What this task involves
Below is the data. Give it again, complete and exact.

>> Start Records for the task

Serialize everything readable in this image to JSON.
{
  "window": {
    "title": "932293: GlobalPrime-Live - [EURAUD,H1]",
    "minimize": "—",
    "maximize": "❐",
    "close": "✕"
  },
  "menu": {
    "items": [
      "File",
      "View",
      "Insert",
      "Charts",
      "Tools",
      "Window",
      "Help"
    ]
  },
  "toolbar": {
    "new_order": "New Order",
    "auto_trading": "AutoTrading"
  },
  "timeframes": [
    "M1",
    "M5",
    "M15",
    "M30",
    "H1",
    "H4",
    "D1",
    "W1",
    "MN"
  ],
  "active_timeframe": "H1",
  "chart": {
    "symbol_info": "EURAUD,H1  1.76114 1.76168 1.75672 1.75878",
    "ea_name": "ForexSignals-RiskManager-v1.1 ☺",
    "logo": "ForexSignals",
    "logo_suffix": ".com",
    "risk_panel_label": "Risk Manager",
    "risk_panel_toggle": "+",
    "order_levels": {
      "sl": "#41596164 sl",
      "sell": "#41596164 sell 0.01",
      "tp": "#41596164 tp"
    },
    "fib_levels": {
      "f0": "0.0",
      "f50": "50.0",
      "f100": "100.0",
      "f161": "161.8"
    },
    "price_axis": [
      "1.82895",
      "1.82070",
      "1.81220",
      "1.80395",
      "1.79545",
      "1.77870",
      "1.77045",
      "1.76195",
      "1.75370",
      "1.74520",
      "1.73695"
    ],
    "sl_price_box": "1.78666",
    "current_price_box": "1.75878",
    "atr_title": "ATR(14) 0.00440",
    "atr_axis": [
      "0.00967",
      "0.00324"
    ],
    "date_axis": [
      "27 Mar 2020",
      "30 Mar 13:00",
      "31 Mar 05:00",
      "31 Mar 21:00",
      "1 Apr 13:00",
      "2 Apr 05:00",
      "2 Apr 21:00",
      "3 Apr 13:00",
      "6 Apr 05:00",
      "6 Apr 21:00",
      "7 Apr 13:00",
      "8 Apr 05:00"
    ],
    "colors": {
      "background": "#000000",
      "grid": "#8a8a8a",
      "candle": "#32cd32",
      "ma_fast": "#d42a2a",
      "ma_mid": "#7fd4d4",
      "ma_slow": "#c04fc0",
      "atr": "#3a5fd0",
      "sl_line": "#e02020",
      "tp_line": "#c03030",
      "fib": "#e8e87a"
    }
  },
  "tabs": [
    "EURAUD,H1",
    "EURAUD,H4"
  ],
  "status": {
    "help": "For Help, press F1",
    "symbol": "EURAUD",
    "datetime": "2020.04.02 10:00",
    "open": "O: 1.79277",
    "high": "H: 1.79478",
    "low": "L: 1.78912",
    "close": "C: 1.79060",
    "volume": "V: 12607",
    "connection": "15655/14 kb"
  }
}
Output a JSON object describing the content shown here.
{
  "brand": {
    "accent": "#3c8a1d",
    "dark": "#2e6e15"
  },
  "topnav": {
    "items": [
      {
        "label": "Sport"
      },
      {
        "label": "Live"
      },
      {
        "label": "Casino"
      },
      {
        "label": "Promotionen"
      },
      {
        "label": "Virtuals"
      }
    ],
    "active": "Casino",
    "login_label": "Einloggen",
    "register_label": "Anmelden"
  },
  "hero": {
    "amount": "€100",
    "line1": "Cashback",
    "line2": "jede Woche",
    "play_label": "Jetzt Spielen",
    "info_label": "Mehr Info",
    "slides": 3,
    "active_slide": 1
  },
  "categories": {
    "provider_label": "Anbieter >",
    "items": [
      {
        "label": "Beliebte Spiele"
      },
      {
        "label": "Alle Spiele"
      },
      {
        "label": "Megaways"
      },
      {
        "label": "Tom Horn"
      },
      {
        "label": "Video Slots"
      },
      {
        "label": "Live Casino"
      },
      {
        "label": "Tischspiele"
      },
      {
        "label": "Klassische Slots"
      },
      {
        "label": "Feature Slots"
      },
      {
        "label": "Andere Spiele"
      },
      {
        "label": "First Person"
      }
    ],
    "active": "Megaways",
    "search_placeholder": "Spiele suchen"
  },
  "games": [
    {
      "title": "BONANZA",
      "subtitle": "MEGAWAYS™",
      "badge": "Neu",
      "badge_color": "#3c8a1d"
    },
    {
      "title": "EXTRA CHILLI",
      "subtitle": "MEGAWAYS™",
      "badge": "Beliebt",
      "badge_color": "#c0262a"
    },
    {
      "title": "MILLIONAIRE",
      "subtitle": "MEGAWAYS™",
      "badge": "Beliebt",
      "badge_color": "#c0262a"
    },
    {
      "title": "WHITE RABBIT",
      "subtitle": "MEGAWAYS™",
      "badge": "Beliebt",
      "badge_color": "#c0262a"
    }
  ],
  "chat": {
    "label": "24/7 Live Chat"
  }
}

>> End Records for the task

Response
Serialize everything readable in this image to JSON.
{
  "window": {
    "title": "932293: GlobalPrime-Live - [EURAUD,H1]",
    "minimize": "—",
    "maximize": "❐",
    "close": "✕"
  },
  "menu": {
    "items": [
      "File",
      "View",
      "Insert",
      "Charts",
      "Tools",
      "Window",
      "Help"
    ]
  },
  "toolbar": {
    "new_order": "New Order",
    "auto_trading": "AutoTrading"
  },
  "timeframes": [
    "M1",
    "M5",
    "M15",
    "M30",
    "H1",
    "H4",
    "D1",
    "W1",
    "MN"
  ],
  "active_timeframe": "H1",
  "chart": {
    "symbol_info": "EURAUD,H1  1.76114 1.76168 1.75672 1.75878",
    "ea_name": "ForexSignals-RiskManager-v1.1 ☺",
    "logo": "ForexSignals",
    "logo_suffix": ".com",
    "risk_panel_label": "Risk Manager",
    "risk_panel_toggle": "+",
    "order_levels": {
      "sl": "#41596164 sl",
      "sell": "#41596164 sell 0.01",
      "tp": "#41596164 tp"
    },
    "fib_levels": {
      "f0": "0.0",
      "f50": "50.0",
      "f100": "100.0",
      "f161": "161.8"
    },
    "price_axis": [
      "1.82895",
      "1.82070",
      "1.81220",
      "1.80395",
      "1.79545",
      "1.77870",
      "1.77045",
      "1.76195",
      "1.75370",
      "1.74520",
      "1.73695"
    ],
    "sl_price_box": "1.78666",
    "current_price_box": "1.75878",
    "atr_title": "ATR(14) 0.00440",
    "atr_axis": [
      "0.00967",
      "0.00324"
    ],
    "date_axis": [
      "27 Mar 2020",
      "30 Mar 13:00",
      "31 Mar 05:00",
      "31 Mar 21:00",
      "1 Apr 13:00",
      "2 Apr 05:00",
      "2 Apr 21:00",
      "3 Apr 13:00",
      "6 Apr 05:00",
      "6 Apr 21:00",
      "7 Apr 13:00",
      "8 Apr 05:00"
    ],
    "colors": {
      "background": "#000000",
      "grid": "#8a8a8a",
      "candle": "#32cd32",
      "ma_fast": "#d42a2a",
      "ma_mid": "#7fd4d4",
      "ma_slow": "#c04fc0",
      "atr": "#3a5fd0",
      "sl_line": "#e02020",
      "tp_line": "#c03030",
      "fib": "#e8e87a"
    }
  },
  "tabs": [
    "EURAUD,H1",
    "EURAUD,H4"
  ],
  "status": {
    "help": "For Help, press F1",
    "symbol": "EURAUD",
    "datetime": "2020.04.02 10:00",
    "open": "O: 1.79277",
    "high": "H: 1.79478",
    "low": "L: 1.78912",
    "close": "C: 1.79060",
    "volume": "V: 12607",
    "connection": "15655/14 kb"
  }
}
Output a JSON object describing the content shown here.
{
  "brand": {
    "accent": "#3c8a1d",
    "dark": "#2e6e15"
  },
  "topnav": {
    "items": [
      {
        "label": "Sport"
      },
      {
        "label": "Live"
      },
      {
        "label": "Casino"
      },
      {
        "label": "Promotionen"
      },
      {
        "label": "Virtuals"
      }
    ],
    "active": "Casino",
    "login_label": "Einloggen",
    "register_label": "Anmelden"
  },
  "hero": {
    "amount": "€100",
    "line1": "Cashback",
    "line2": "jede Woche",
    "play_label": "Jetzt Spielen",
    "info_label": "Mehr Info",
    "slides": 3,
    "active_slide": 1
  },
  "categories": {
    "provider_label": "Anbieter >",
    "items": [
      {
        "label": "Beliebte Spiele"
      },
      {
        "label": "Alle Spiele"
      },
      {
        "label": "Megaways"
      },
      {
        "label": "Tom Horn"
      },
      {
        "label": "Video Slots"
      },
      {
        "label": "Live Casino"
      },
      {
        "label": "Tischspiele"
      },
      {
        "label": "Klassische Slots"
      },
      {
        "label": "Feature Slots"
      },
      {
        "label": "Andere Spiele"
      },
      {
        "label": "First Person"
      }
    ],
    "active": "Megaways",
    "search_placeholder": "Spiele suchen"
  },
  "games": [
    {
      "title": "BONANZA",
      "subtitle": "MEGAWAYS™",
      "badge": "Neu",
      "badge_color": "#3c8a1d"
    },
    {
      "title": "EXTRA CHILLI",
      "subtitle": "MEGAWAYS™",
      "badge": "Beliebt",
      "badge_color": "#c0262a"
    },
    {
      "title": "MILLIONAIRE",
      "subtitle": "MEGAWAYS™",
      "badge": "Beliebt",
      "badge_color": "#c0262a"
    },
    {
      "title": "WHITE RABBIT",
      "subtitle": "MEGAWAYS™",
      "badge": "Beliebt",
      "badge_color": "#c0262a"
    }
  ],
  "chat": {
    "label": "24/7 Live Chat"
  }
}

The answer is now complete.